▶ Written instruction: Count every line below that contains "JSON", then state the total with no other output.

▶ Data extract:
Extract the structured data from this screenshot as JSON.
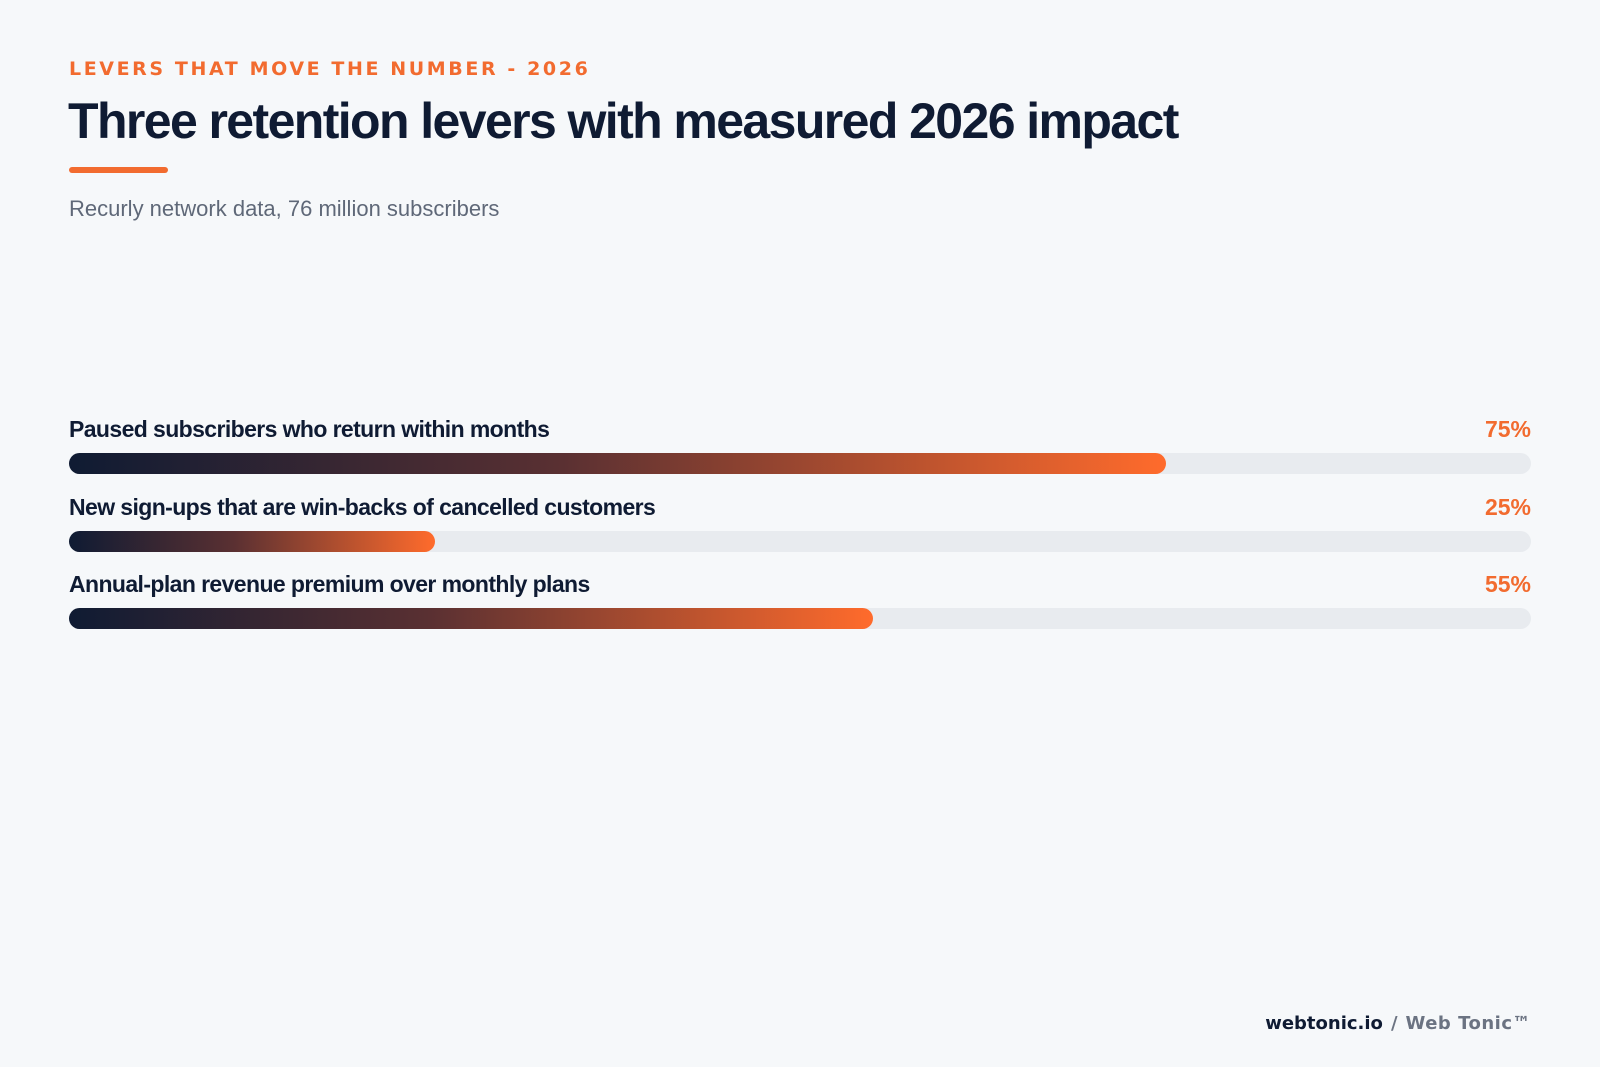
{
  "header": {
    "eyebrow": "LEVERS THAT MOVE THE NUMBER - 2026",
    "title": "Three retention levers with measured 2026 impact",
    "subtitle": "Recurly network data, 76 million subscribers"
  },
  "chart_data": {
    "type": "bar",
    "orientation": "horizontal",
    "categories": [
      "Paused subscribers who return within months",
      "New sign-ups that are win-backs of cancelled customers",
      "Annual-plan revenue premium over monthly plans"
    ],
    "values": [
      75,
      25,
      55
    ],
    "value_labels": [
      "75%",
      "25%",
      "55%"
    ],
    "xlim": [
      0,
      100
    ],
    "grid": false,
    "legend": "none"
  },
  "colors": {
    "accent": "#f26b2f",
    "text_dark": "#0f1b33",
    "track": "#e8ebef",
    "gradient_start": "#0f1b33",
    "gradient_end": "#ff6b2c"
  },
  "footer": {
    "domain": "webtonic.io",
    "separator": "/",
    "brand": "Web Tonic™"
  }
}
==
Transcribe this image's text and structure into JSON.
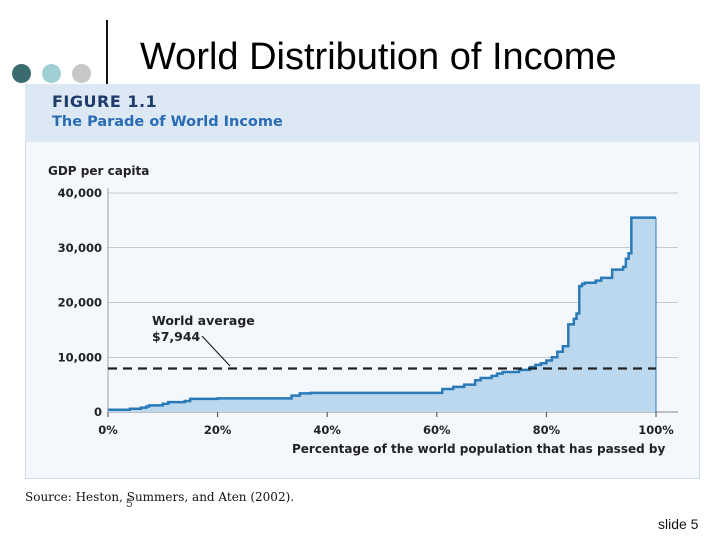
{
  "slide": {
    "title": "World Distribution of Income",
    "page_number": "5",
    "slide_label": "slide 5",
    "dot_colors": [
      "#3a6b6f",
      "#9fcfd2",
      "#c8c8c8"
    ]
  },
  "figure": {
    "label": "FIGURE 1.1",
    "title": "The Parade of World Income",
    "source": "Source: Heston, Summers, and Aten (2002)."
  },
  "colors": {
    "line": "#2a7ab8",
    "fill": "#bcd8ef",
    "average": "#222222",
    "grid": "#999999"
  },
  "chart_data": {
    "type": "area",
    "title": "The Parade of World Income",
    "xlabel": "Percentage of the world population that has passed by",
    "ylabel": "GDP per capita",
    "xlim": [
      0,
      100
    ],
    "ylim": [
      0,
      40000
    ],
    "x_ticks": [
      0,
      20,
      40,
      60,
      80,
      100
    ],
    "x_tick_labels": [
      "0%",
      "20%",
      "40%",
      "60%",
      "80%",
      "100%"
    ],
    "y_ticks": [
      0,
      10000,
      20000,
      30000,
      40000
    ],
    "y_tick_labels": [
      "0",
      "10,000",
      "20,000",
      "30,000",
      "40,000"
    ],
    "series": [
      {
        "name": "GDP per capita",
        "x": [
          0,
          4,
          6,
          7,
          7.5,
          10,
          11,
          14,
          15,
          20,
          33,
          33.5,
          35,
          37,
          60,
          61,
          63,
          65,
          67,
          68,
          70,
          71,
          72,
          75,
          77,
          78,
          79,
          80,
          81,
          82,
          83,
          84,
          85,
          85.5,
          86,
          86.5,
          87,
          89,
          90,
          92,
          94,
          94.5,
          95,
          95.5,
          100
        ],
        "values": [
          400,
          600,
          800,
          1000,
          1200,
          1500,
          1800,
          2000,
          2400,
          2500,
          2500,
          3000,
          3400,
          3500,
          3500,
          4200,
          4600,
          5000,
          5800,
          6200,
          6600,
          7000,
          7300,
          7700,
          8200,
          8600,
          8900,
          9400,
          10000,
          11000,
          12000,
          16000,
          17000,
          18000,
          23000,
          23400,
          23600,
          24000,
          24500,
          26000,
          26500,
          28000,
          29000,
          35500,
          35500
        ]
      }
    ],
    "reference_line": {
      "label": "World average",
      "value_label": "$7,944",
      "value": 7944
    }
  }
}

▶ Output for this task: 2